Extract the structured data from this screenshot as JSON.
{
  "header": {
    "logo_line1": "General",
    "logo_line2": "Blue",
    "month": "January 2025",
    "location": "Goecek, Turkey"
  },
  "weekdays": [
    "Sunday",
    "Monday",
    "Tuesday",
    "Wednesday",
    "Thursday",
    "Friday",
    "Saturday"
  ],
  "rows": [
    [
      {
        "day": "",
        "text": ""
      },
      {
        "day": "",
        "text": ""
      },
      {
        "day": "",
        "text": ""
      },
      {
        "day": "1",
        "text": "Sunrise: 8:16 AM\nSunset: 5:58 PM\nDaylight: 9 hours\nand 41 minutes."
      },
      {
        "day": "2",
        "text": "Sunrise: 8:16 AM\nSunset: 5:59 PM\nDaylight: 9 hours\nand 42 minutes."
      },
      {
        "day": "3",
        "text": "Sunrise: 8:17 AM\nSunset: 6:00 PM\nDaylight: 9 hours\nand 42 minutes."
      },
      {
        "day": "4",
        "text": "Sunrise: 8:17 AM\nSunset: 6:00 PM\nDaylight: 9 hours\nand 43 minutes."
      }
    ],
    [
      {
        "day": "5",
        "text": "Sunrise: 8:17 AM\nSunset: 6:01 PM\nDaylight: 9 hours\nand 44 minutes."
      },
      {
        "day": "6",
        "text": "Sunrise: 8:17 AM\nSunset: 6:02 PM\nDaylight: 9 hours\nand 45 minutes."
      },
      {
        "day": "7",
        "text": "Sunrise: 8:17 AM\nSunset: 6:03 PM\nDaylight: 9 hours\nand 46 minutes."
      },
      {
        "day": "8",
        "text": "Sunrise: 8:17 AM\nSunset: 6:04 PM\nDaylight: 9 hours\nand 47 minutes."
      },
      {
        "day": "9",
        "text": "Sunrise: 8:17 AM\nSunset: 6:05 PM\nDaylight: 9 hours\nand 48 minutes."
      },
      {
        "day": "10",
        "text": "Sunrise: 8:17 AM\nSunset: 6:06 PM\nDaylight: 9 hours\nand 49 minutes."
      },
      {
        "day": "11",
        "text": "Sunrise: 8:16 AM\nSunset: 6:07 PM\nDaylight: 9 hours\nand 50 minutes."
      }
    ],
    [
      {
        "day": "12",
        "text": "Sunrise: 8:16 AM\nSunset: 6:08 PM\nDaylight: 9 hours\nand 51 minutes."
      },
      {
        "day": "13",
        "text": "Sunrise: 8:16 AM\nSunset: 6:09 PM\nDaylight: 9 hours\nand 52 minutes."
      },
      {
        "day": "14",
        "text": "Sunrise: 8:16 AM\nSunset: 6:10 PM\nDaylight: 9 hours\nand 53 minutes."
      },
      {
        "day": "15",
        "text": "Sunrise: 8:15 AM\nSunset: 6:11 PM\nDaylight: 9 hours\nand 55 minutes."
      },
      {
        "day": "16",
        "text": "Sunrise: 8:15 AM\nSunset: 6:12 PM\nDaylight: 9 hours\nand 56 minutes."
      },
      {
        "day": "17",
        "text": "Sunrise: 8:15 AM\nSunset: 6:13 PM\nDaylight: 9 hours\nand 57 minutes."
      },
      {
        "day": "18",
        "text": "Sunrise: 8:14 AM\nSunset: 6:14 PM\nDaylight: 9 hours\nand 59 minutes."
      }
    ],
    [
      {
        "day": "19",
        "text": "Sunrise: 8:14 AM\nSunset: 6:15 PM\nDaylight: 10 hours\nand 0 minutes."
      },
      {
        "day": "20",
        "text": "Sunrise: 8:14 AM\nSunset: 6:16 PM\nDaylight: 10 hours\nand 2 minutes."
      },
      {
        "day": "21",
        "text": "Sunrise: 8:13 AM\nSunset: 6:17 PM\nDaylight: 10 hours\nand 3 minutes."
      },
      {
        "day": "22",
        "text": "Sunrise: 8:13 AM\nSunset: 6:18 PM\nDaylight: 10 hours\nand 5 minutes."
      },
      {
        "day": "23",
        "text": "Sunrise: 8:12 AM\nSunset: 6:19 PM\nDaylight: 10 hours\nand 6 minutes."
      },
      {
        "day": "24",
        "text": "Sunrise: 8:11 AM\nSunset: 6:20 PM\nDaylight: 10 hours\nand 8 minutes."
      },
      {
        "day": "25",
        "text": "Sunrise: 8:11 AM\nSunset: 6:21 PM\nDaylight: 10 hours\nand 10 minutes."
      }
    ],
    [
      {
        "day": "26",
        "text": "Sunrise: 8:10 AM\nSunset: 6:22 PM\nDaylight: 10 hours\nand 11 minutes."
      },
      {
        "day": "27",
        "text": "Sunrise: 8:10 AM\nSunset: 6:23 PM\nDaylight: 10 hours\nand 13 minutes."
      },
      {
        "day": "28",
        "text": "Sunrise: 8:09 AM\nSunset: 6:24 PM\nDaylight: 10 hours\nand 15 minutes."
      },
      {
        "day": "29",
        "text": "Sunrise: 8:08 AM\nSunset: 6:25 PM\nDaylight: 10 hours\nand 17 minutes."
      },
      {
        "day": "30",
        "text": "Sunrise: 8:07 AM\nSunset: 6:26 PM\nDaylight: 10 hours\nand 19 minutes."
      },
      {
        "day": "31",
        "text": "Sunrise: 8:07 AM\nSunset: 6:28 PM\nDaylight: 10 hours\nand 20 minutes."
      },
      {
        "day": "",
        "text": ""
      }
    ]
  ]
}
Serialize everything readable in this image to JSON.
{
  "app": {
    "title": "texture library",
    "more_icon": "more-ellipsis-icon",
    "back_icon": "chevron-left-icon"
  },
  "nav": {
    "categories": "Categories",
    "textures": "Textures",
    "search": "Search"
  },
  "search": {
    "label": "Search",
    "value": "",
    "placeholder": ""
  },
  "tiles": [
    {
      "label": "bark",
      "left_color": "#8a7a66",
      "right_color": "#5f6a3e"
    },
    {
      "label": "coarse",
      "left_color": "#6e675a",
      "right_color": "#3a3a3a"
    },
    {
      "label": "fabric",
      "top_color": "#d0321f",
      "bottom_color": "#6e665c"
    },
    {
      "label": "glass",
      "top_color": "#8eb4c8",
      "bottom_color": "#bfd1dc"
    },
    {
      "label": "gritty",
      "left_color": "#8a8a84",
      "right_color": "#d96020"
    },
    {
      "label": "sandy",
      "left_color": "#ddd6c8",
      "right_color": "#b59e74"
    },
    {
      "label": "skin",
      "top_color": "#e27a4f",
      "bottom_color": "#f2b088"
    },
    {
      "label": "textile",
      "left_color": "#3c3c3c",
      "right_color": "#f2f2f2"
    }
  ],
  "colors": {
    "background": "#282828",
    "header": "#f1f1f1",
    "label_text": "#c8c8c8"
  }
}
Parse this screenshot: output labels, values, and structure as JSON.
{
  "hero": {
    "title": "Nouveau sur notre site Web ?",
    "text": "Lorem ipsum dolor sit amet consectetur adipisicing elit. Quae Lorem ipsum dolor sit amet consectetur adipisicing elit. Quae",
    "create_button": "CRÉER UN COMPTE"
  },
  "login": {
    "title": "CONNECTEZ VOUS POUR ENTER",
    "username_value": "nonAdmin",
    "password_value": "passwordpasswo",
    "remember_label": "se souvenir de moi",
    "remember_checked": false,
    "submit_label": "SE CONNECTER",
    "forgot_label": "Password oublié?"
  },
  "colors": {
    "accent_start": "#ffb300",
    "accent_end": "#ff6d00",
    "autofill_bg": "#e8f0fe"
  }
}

····················

Aim of the task:
Each line in the material above must be retyped without alteration.

Task response:
Extract the structured data from this screenshot as JSON.
{
  "header": {
    "logo_line1": "General",
    "logo_line2": "Blue",
    "month": "January 2025",
    "location": "Goecek, Turkey"
  },
  "weekdays": [
    "Sunday",
    "Monday",
    "Tuesday",
    "Wednesday",
    "Thursday",
    "Friday",
    "Saturday"
  ],
  "rows": [
    [
      {
        "day": "",
        "text": ""
      },
      {
        "day": "",
        "text": ""
      },
      {
        "day": "",
        "text": ""
      },
      {
        "day": "1",
        "text": "Sunrise: 8:16 AM\nSunset: 5:58 PM\nDaylight: 9 hours\nand 41 minutes."
      },
      {
        "day": "2",
        "text": "Sunrise: 8:16 AM\nSunset: 5:59 PM\nDaylight: 9 hours\nand 42 minutes."
      },
      {
        "day": "3",
        "text": "Sunrise: 8:17 AM\nSunset: 6:00 PM\nDaylight: 9 hours\nand 42 minutes."
      },
      {
        "day": "4",
        "text": "Sunrise: 8:17 AM\nSunset: 6:00 PM\nDaylight: 9 hours\nand 43 minutes."
      }
    ],
    [
      {
        "day": "5",
        "text": "Sunrise: 8:17 AM\nSunset: 6:01 PM\nDaylight: 9 hours\nand 44 minutes."
      },
      {
        "day": "6",
        "text": "Sunrise: 8:17 AM\nSunset: 6:02 PM\nDaylight: 9 hours\nand 45 minutes."
      },
      {
        "day": "7",
        "text": "Sunrise: 8:17 AM\nSunset: 6:03 PM\nDaylight: 9 hours\nand 46 minutes."
      },
      {
        "day": "8",
        "text": "Sunrise: 8:17 AM\nSunset: 6:04 PM\nDaylight: 9 hours\nand 47 minutes."
      },
      {
        "day": "9",
        "text": "Sunrise: 8:17 AM\nSunset: 6:05 PM\nDaylight: 9 hours\nand 48 minutes."
      },
      {
        "day": "10",
        "text": "Sunrise: 8:17 AM\nSunset: 6:06 PM\nDaylight: 9 hours\nand 49 minutes."
      },
      {
        "day": "11",
        "text": "Sunrise: 8:16 AM\nSunset: 6:07 PM\nDaylight: 9 hours\nand 50 minutes."
      }
    ],
    [
      {
        "day": "12",
        "text": "Sunrise: 8:16 AM\nSunset: 6:08 PM\nDaylight: 9 hours\nand 51 minutes."
      },
      {
        "day": "13",
        "text": "Sunrise: 8:16 AM\nSunset: 6:09 PM\nDaylight: 9 hours\nand 52 minutes."
      },
      {
        "day": "14",
        "text": "Sunrise: 8:16 AM\nSunset: 6:10 PM\nDaylight: 9 hours\nand 53 minutes."
      },
      {
        "day": "15",
        "text": "Sunrise: 8:15 AM\nSunset: 6:11 PM\nDaylight: 9 hours\nand 55 minutes."
      },
      {
        "day": "16",
        "text": "Sunrise: 8:15 AM\nSunset: 6:12 PM\nDaylight: 9 hours\nand 56 minutes."
      },
      {
        "day": "17",
        "text": "Sunrise: 8:15 AM\nSunset: 6:13 PM\nDaylight: 9 hours\nand 57 minutes."
      },
      {
        "day": "18",
        "text": "Sunrise: 8:14 AM\nSunset: 6:14 PM\nDaylight: 9 hours\nand 59 minutes."
      }
    ],
    [
      {
        "day": "19",
        "text": "Sunrise: 8:14 AM\nSunset: 6:15 PM\nDaylight: 10 hours\nand 0 minutes."
      },
      {
        "day": "20",
        "text": "Sunrise: 8:14 AM\nSunset: 6:16 PM\nDaylight: 10 hours\nand 2 minutes."
      },
      {
        "day": "21",
        "text": "Sunrise: 8:13 AM\nSunset: 6:17 PM\nDaylight: 10 hours\nand 3 minutes."
      },
      {
        "day": "22",
        "text": "Sunrise: 8:13 AM\nSunset: 6:18 PM\nDaylight: 10 hours\nand 5 minutes."
      },
      {
        "day": "23",
        "text": "Sunrise: 8:12 AM\nSunset: 6:19 PM\nDaylight: 10 hours\nand 6 minutes."
      },
      {
        "day": "24",
        "text": "Sunrise: 8:11 AM\nSunset: 6:20 PM\nDaylight: 10 hours\nand 8 minutes."
      },
      {
        "day": "25",
        "text": "Sunrise: 8:11 AM\nSunset: 6:21 PM\nDaylight: 10 hours\nand 10 minutes."
      }
    ],
    [
      {
        "day": "26",
        "text": "Sunrise: 8:10 AM\nSunset: 6:22 PM\nDaylight: 10 hours\nand 11 minutes."
      },
      {
        "day": "27",
        "text": "Sunrise: 8:10 AM\nSunset: 6:23 PM\nDaylight: 10 hours\nand 13 minutes."
      },
      {
        "day": "28",
        "text": "Sunrise: 8:09 AM\nSunset: 6:24 PM\nDaylight: 10 hours\nand 15 minutes."
      },
      {
        "day": "29",
        "text": "Sunrise: 8:08 AM\nSunset: 6:25 PM\nDaylight: 10 hours\nand 17 minutes."
      },
      {
        "day": "30",
        "text": "Sunrise: 8:07 AM\nSunset: 6:26 PM\nDaylight: 10 hours\nand 19 minutes."
      },
      {
        "day": "31",
        "text": "Sunrise: 8:07 AM\nSunset: 6:28 PM\nDaylight: 10 hours\nand 20 minutes."
      },
      {
        "day": "",
        "text": ""
      }
    ]
  ]
}
Serialize everything readable in this image to JSON.
{
  "app": {
    "title": "texture library",
    "more_icon": "more-ellipsis-icon",
    "back_icon": "chevron-left-icon"
  },
  "nav": {
    "categories": "Categories",
    "textures": "Textures",
    "search": "Search"
  },
  "search": {
    "label": "Search",
    "value": "",
    "placeholder": ""
  },
  "tiles": [
    {
      "label": "bark",
      "left_color": "#8a7a66",
      "right_color": "#5f6a3e"
    },
    {
      "label": "coarse",
      "left_color": "#6e675a",
      "right_color": "#3a3a3a"
    },
    {
      "label": "fabric",
      "top_color": "#d0321f",
      "bottom_color": "#6e665c"
    },
    {
      "label": "glass",
      "top_color": "#8eb4c8",
      "bottom_color": "#bfd1dc"
    },
    {
      "label": "gritty",
      "left_color": "#8a8a84",
      "right_color": "#d96020"
    },
    {
      "label": "sandy",
      "left_color": "#ddd6c8",
      "right_color": "#b59e74"
    },
    {
      "label": "skin",
      "top_color": "#e27a4f",
      "bottom_color": "#f2b088"
    },
    {
      "label": "textile",
      "left_color": "#3c3c3c",
      "right_color": "#f2f2f2"
    }
  ],
  "colors": {
    "background": "#282828",
    "header": "#f1f1f1",
    "label_text": "#c8c8c8"
  }
}
Parse this screenshot: output labels, values, and structure as JSON.
{
  "hero": {
    "title": "Nouveau sur notre site Web ?",
    "text": "Lorem ipsum dolor sit amet consectetur adipisicing elit. Quae Lorem ipsum dolor sit amet consectetur adipisicing elit. Quae",
    "create_button": "CRÉER UN COMPTE"
  },
  "login": {
    "title": "CONNECTEZ VOUS POUR ENTER",
    "username_value": "nonAdmin",
    "password_value": "passwordpasswo",
    "remember_label": "se souvenir de moi",
    "remember_checked": false,
    "submit_label": "SE CONNECTER",
    "forgot_label": "Password oublié?"
  },
  "colors": {
    "accent_start": "#ffb300",
    "accent_end": "#ff6d00",
    "autofill_bg": "#e8f0fe"
  }
}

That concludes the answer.